__WHAT IS EXPECTED__.
Leave out all pictures and retype exactly the lines from the one with "Read this page and output its text content." through the last line of the material.

# start of DATA TO USE

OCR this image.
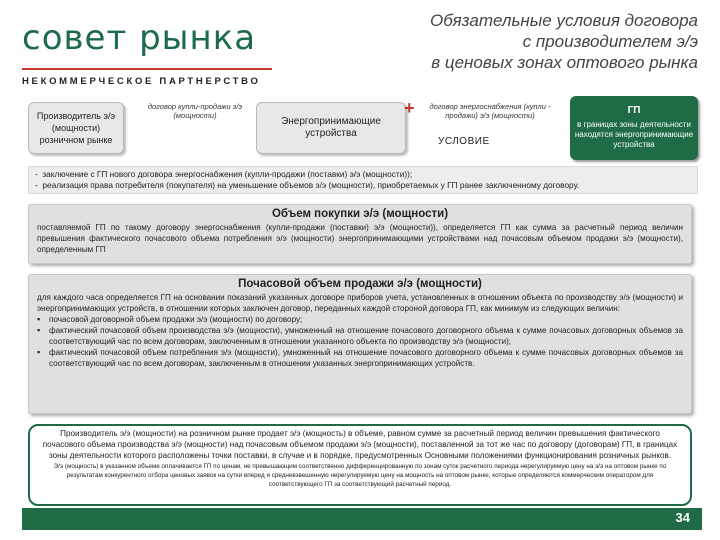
совет рынка
НЕКОММЕРЧЕСКОЕ ПАРТНЕРСТВО
Обязательные условия договора
с производителем э/э
в ценовых зонах оптового рынка
Производитель э/э (мощности) розничном рынке
договор купли-продажи э/э (мощности)
Энергопринимающие устройства
+	договор энергоснабжения (купли - продажи) э/э (мощности)
УСЛОВИЕ
ГП
в границах зоны деятельности находятся энергопринимающие устройства
-  заключение с ГП нового договора энергоснабжения (купли-продажи (поставки) э/э (мощности));
-  реализация права потребителя (покупателя) на уменьшение объемов э/э (мощности), приобретаемых у ГП ранее заключенному договору.
Объем покупки э/э (мощности)
поставляемой ГП по такому договору энергоснабжения (купли-продажи (поставки) э/э (мощности)), определяется ГП как сумма за расчетный период величин превышения фактического почасового объема потребления э/э (мощности) энергопринимающими устройствами над почасовым объемом продажи э/э (мощности), определенным ГП
Почасовой объем продажи э/э (мощности)
для каждого часа определяется ГП на основании показаний указанных договоре приборов учета, установленных в отношении объекта по производству э/э (мощности) и энергопринимающих устройств, в отношении которых заключен договор, переданных каждой стороной договора ГП, как минимум из следующих величин:
▪ почасовой договорной объем продажи э/э (мощности) по договору;
▪ фактический почасовой объем производства э/э (мощности), умноженный на отношение почасового договорного объема к сумме почасовых договорных объемов за соответствующий час по всем договорам, заключенным в отношении указанного объекта по производству э/э (мощности);
▪ фактический почасовой объем потребления э/э (мощности), умноженный на отношение почасового договорного объема к сумме почасовых договорных объемов за соответствующий час по всем договорам, заключенным в отношении указанных энергопринимающих устройств.
Производитель э/э (мощности) на розничном рынке продает э/э (мощность) в объеме, равном сумме за расчетный период величин превышения фактического почасового объема производства э/э (мощности) над почасовым объемом продажи э/э (мощности), поставленной за тот же час по договору (договорам) ГП, в границах зоны деятельности которого расположены точки поставки, в случае и в порядке, предусмотренных Основными положениями функционирования розничных рынков.
Э/э (мощность) в указанном объеме оплачивается ГП по ценам, не превышающим соответственно дифференцированную по зонам суток расчетного периода нерегулируемую цену на э/э на оптовом рынке по результатам конкурентного отбора ценовых заявок на сутки вперед и средневзвешенную нерегулируемую цену на мощность на оптовом рынке, которые определяются коммерческим оператором для соответствующего ГП за соответствующий расчетный период.
34
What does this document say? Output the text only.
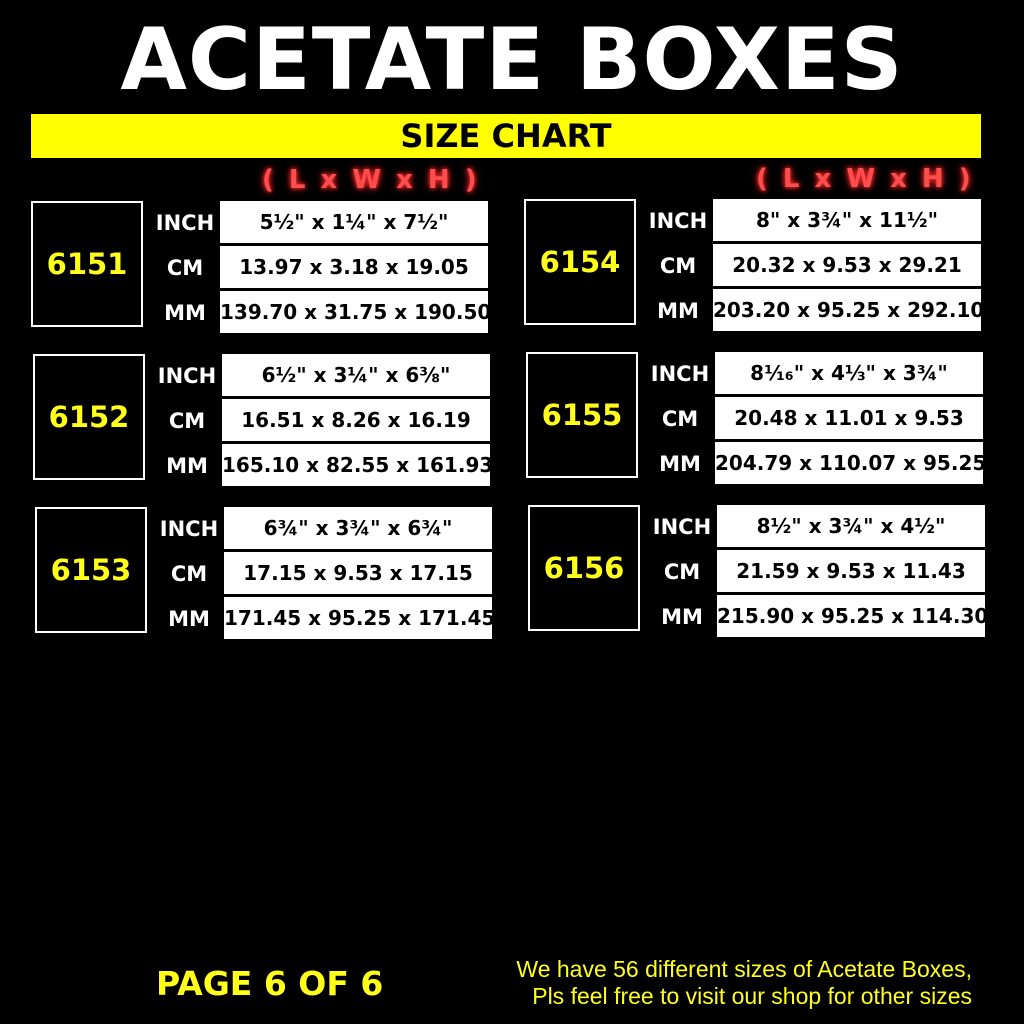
ACETATE BOXES
SIZE CHART
( L x W x H )	( L x W x H )
6151
INCH
CM
MM
5½" x 1¼" x 7½"
13.97 x 3.18 x 19.05
139.70 x 31.75 x 190.50
6152
INCH
CM
MM
6½" x 3¼" x 6⅜"
16.51 x 8.26 x 16.19
165.10 x 82.55 x 161.93
6153
INCH
CM
MM
6¾" x 3¾" x 6¾"
17.15 x 9.53 x 17.15
171.45 x 95.25 x 171.45
6154
INCH
CM
MM
8" x 3¾" x 11½"
20.32 x 9.53 x 29.21
203.20 x 95.25 x 292.10
6155
INCH
CM
MM
8¹⁄₁₆" x 4⅓" x 3¾"
20.48 x 11.01 x 9.53
204.79 x 110.07 x 95.25
6156
INCH
CM
MM
8½" x 3¾" x 4½"
21.59 x 9.53 x 11.43
215.90 x 95.25 x 114.30
PAGE 6 OF 6	We have 56 different sizes of Acetate Boxes,
Pls feel free to visit our shop for other sizes
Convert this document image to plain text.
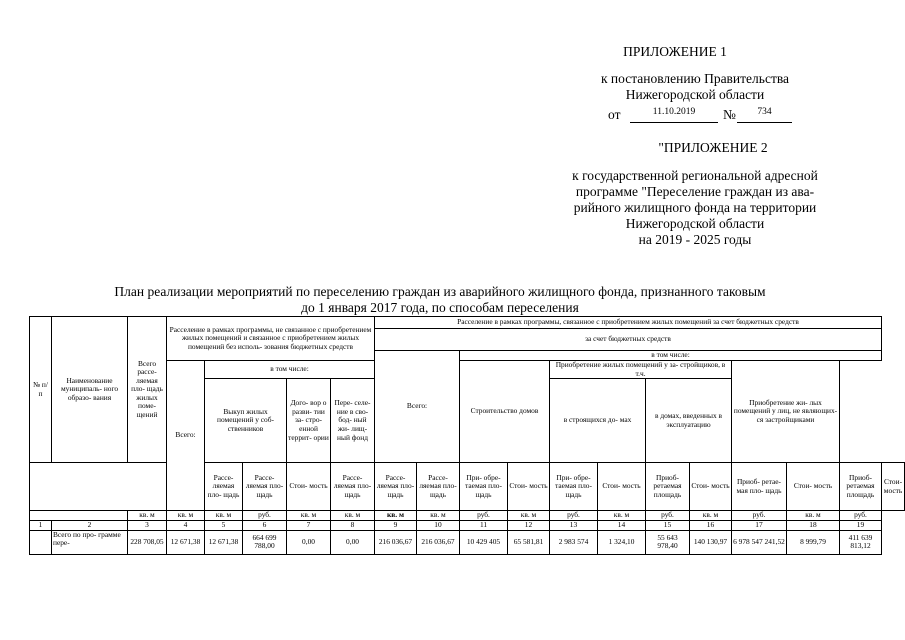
ПРИЛОЖЕНИЕ 1
к постановлению Правительства
Нижегородской области
от	11.10.2019	№	734
"ПРИЛОЖЕНИЕ 2
к государственной региональной адресной
программе "Переселение граждан из ава-
рийного жилищного фонда на территории
Нижегородской области
на 2019 - 2025 годы
План реализации мероприятий по переселению граждан из аварийного жилищного фонда, признанного таковым
до 1 января 2017 года, по способам переселения
№ п/ п	Наименование муниципаль- ного образо- вания	Всего рассе- ляемая пло- щадь жилых поме- щений	Расселение в рамках программы, не связанное с приобретением жилых помещений и связанное с приобретением жилых помещений без исполь- зования бюджетных средств					Расселение в рамках программы, связанное с приобретением жилых помещений за счет бюджетных средств											
								за счет бюджетных средств											
								Всего:		в том числе:									
			Всего:	в том числе:						Строительство домов		Приобретение жилых помещений у за- стройщиков, в т.ч.				Приобретение жи- лых помещений у лиц, не являющих- ся застройщиками			
				Выкуп жилых помещений у соб- ственников		Дого- вор о разви- тии за- стро- енной террит- ории	Пере- селе- ние в сво- бод- ный жи- лищ- ный фонд					в строящихся до- мах		в домах, введенных в эксплуатацию					
				Рассе- ляемая пло- щадь	Рассе- ляемая пло- щадь	Стои- мость	Рассе- ляемая пло- щадь	Рассе- ляемая пло- щадь	Рассе- ляемая пло- щадь	При- обре- таемая пло- щадь	Стои- мость	При- обре- таемая пло- щадь	Стои- мость	Приоб- ретаемая площадь	Стои- мость	Приоб- ретае- мая пло- щадь	Стои- мость	Приоб- ретаемая площадь	Стои- мость
		кв. м	кв. м	кв. м	руб.	кв. м	кв. м	кв. м	кв. м	руб.	кв. м	руб.	кв. м	руб.	кв. м	руб.	кв. м	руб.	
1	2	3	4	5	6	7	8	9	10	11	12	13	14	15	16	17	18	19	
	Всего по про- грамме пере-	228 708,05	12 671,38	12 671,38	664 699 788,00	0,00	0,00	216 036,67	216 036,67	10 429 405	65 581,81	2 983 574	1 324,10	55 643 978,40	140 130,97	6 978 547 241,52	8 999,79	411 639 813,12	
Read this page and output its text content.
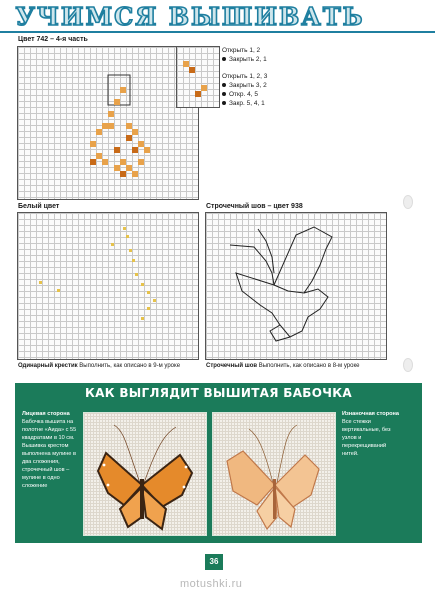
УЧИМСЯ ВЫШИВАТЬ
Цвет 742 – 4-я часть
Открыть 1, 2
Закрыть 2, 1
Открыть 1, 2, 3
Закрыть 3, 2
Откр. 4, 5
Закр. 5, 4, 1
Белый цвет
Одинарный крестик Выполнить, как описано в 9-м уроке
Строчечный шов – цвет 938
Строчечный шов Выполнить, как описано в 8-м уроке
КАК ВЫГЛЯДИТ ВЫШИТАЯ БАБОЧКА
Лицевая сторона
Бабочка вышита на полотне «Аида» с 55 квадратами в 10 см. Вышивка крестом выполнена мулине в два сложения, строчечный шов – мулине в одно сложение
Изнаночная сторона
Все стежки вертикальные, без узлов и перекрещиваний нитей.
36
motushki.ru
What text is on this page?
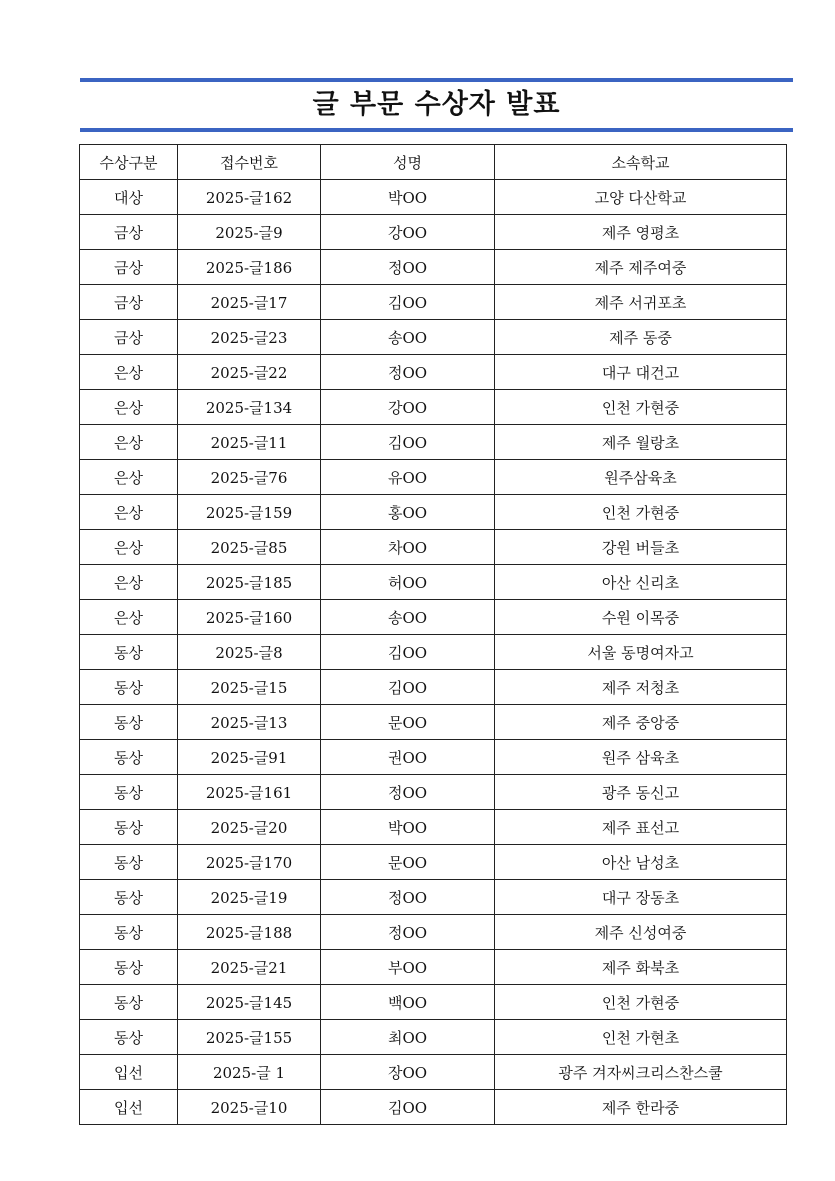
글 부문 수상자 발표
수상구분	접수번호	성명	소속학교
대상	2025-글162	박OO	고양 다산학교
금상	2025-글9	강OO	제주 영평초
금상	2025-글186	정OO	제주 제주여중
금상	2025-글17	김OO	제주 서귀포초
금상	2025-글23	송OO	제주 동중
은상	2025-글22	정OO	대구 대건고
은상	2025-글134	강OO	인천 가현중
은상	2025-글11	김OO	제주 월랑초
은상	2025-글76	유OO	원주삼육초
은상	2025-글159	홍OO	인천 가현중
은상	2025-글85	차OO	강원 버들초
은상	2025-글185	허OO	아산 신리초
은상	2025-글160	송OO	수원 이목중
동상	2025-글8	김OO	서울 동명여자고
동상	2025-글15	김OO	제주 저청초
동상	2025-글13	문OO	제주 중앙중
동상	2025-글91	권OO	원주 삼육초
동상	2025-글161	정OO	광주 동신고
동상	2025-글20	박OO	제주 표선고
동상	2025-글170	문OO	아산 남성초
동상	2025-글19	정OO	대구 장동초
동상	2025-글188	정OO	제주 신성여중
동상	2025-글21	부OO	제주 화북초
동상	2025-글145	백OO	인천 가현중
동상	2025-글155	최OO	인천 가현초
입선	2025-글 1	장OO	광주 겨자씨크리스찬스쿨
입선	2025-글10	김OO	제주 한라중
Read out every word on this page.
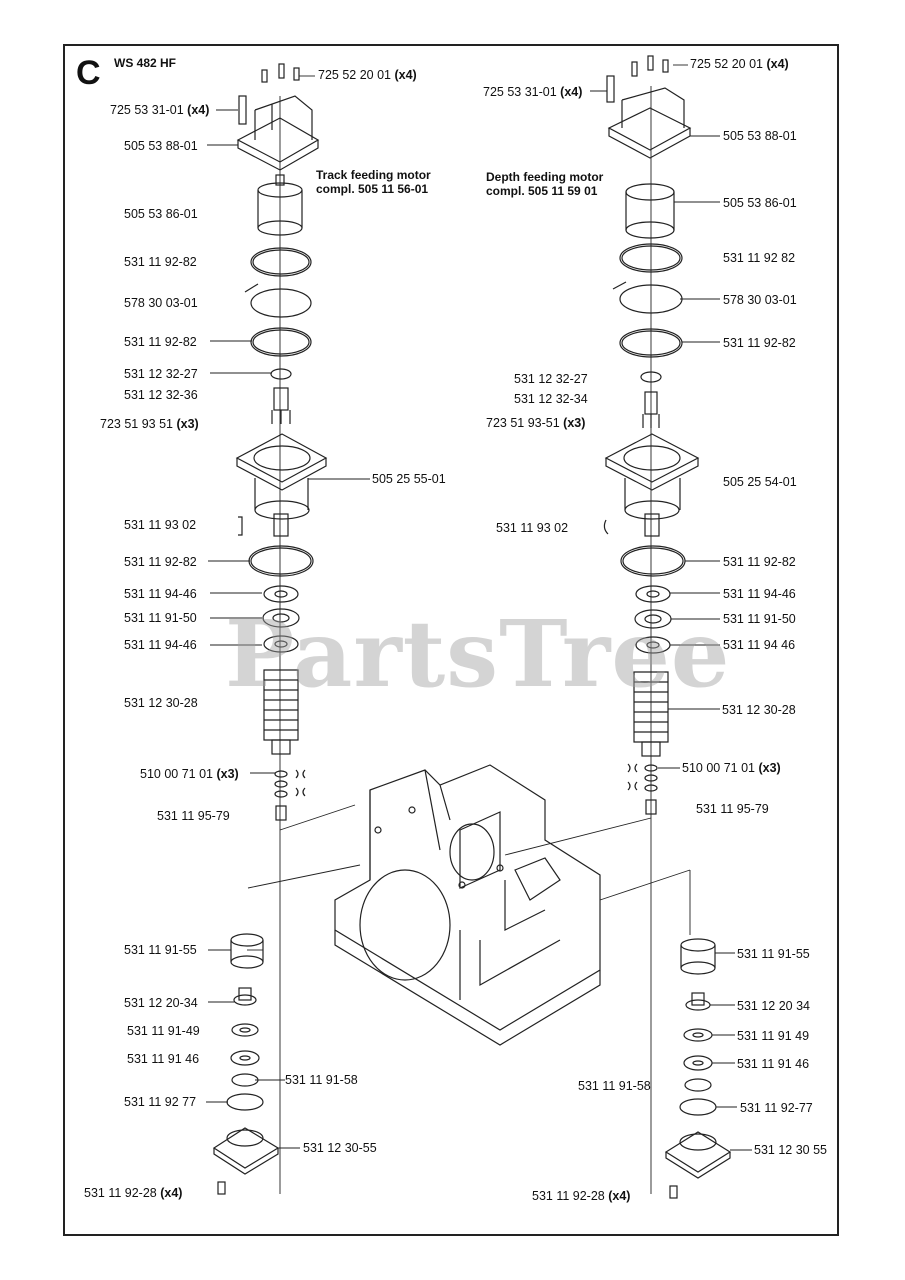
C WS 482 HF
PartsTree
Track feeding motor
compl. 505 11 56-01
Depth feeding motor
compl. 505 11 59 01
725 52 20 01 (x4)
725 53 31-01 (x4)
505 53 88-01
505 53 86-01
531 11 92-82
578 30 03-01
531 11 92-82
531 12 32-27
531 12 32-36
723 51 93 51 (x3)
505 25 55-01
531 11 93 02
531 11 92-82
531 11 94-46
531 11 91-50
531 11 94-46
531 12 30-28
510 00 71 01 (x3)
531 11 95-79
725 52 20 01 (x4)
725 53 31-01 (x4)
505 53 88-01
505 53 86-01
531 11 92 82
578 30 03-01
531 11 92-82
531 12 32-27
531 12 32-34
723 51 93-51 (x3)
505 25 54-01
531 11 93 02
531 11 92-82
531 11 94-46
531 11 91-50
531 11 94 46
531 12 30-28
510 00 71 01 (x3)
531 11 95-79
531 11 91-55
531 12 20-34
531 11 91-49
531 11 91 46
531 11 91-58
531 11 92 77
531 12 30-55
531 11 92-28 (x4)
531 11 91-55
531 12 20 34
531 11 91 49
531 11 91 46
531 11 91-58
531 11 92-77
531 12 30 55
531 11 92-28 (x4)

# end of DATA TO USE

__EXERCISE RESPONSE__.
Read this page and output its text content.
УЧИМСЯ ВЫШИВАТЬ
Цвет 742 – 4-я часть
Открыть 1, 2
Закрыть 2, 1
Открыть 1, 2, 3
Закрыть 3, 2
Откр. 4, 5
Закр. 5, 4, 1
Белый цвет
Одинарный крестик Выполнить, как описано в 9-м уроке
Строчечный шов – цвет 938
Строчечный шов Выполнить, как описано в 8-м уроке
КАК ВЫГЛЯДИТ ВЫШИТАЯ БАБОЧКА
Лицевая сторона
Бабочка вышита на полотне «Аида» с 55 квадратами в 10 см. Вышивка крестом выполнена мулине в два сложения, строчечный шов – мулине в одно сложение
Изнаночная сторона
Все стежки вертикальные, без узлов и перекрещиваний нитей.
36
motushki.ru
What text is on this page?
글 부문 수상자 발표
수상구분	접수번호	성명	소속학교
대상	2025-글162	박OO	고양 다산학교
금상	2025-글9	강OO	제주 영평초
금상	2025-글186	정OO	제주 제주여중
금상	2025-글17	김OO	제주 서귀포초
금상	2025-글23	송OO	제주 동중
은상	2025-글22	정OO	대구 대건고
은상	2025-글134	강OO	인천 가현중
은상	2025-글11	김OO	제주 월랑초
은상	2025-글76	유OO	원주삼육초
은상	2025-글159	홍OO	인천 가현중
은상	2025-글85	차OO	강원 버들초
은상	2025-글185	허OO	아산 신리초
은상	2025-글160	송OO	수원 이목중
동상	2025-글8	김OO	서울 동명여자고
동상	2025-글15	김OO	제주 저청초
동상	2025-글13	문OO	제주 중앙중
동상	2025-글91	권OO	원주 삼육초
동상	2025-글161	정OO	광주 동신고
동상	2025-글20	박OO	제주 표선고
동상	2025-글170	문OO	아산 남성초
동상	2025-글19	정OO	대구 장동초
동상	2025-글188	정OO	제주 신성여중
동상	2025-글21	부OO	제주 화북초
동상	2025-글145	백OO	인천 가현중
동상	2025-글155	최OO	인천 가현초
입선	2025-글 1	장OO	광주 겨자씨크리스찬스쿨
입선	2025-글10	김OO	제주 한라중
Read out every word on this page.
C WS 482 HF
PartsTree
Track feeding motor
compl. 505 11 56-01
Depth feeding motor
compl. 505 11 59 01
725 52 20 01 (x4)
725 53 31-01 (x4)
505 53 88-01
505 53 86-01
531 11 92-82
578 30 03-01
531 11 92-82
531 12 32-27
531 12 32-36
723 51 93 51 (x3)
505 25 55-01
531 11 93 02
531 11 92-82
531 11 94-46
531 11 91-50
531 11 94-46
531 12 30-28
510 00 71 01 (x3)
531 11 95-79
725 52 20 01 (x4)
725 53 31-01 (x4)
505 53 88-01
505 53 86-01
531 11 92 82
578 30 03-01
531 11 92-82
531 12 32-27
531 12 32-34
723 51 93-51 (x3)
505 25 54-01
531 11 93 02
531 11 92-82
531 11 94-46
531 11 91-50
531 11 94 46
531 12 30-28
510 00 71 01 (x3)
531 11 95-79
531 11 91-55
531 12 20-34
531 11 91-49
531 11 91 46
531 11 91-58
531 11 92 77
531 12 30-55
531 11 92-28 (x4)
531 11 91-55
531 12 20 34
531 11 91 49
531 11 91 46
531 11 91-58
531 11 92-77
531 12 30 55
531 11 92-28 (x4)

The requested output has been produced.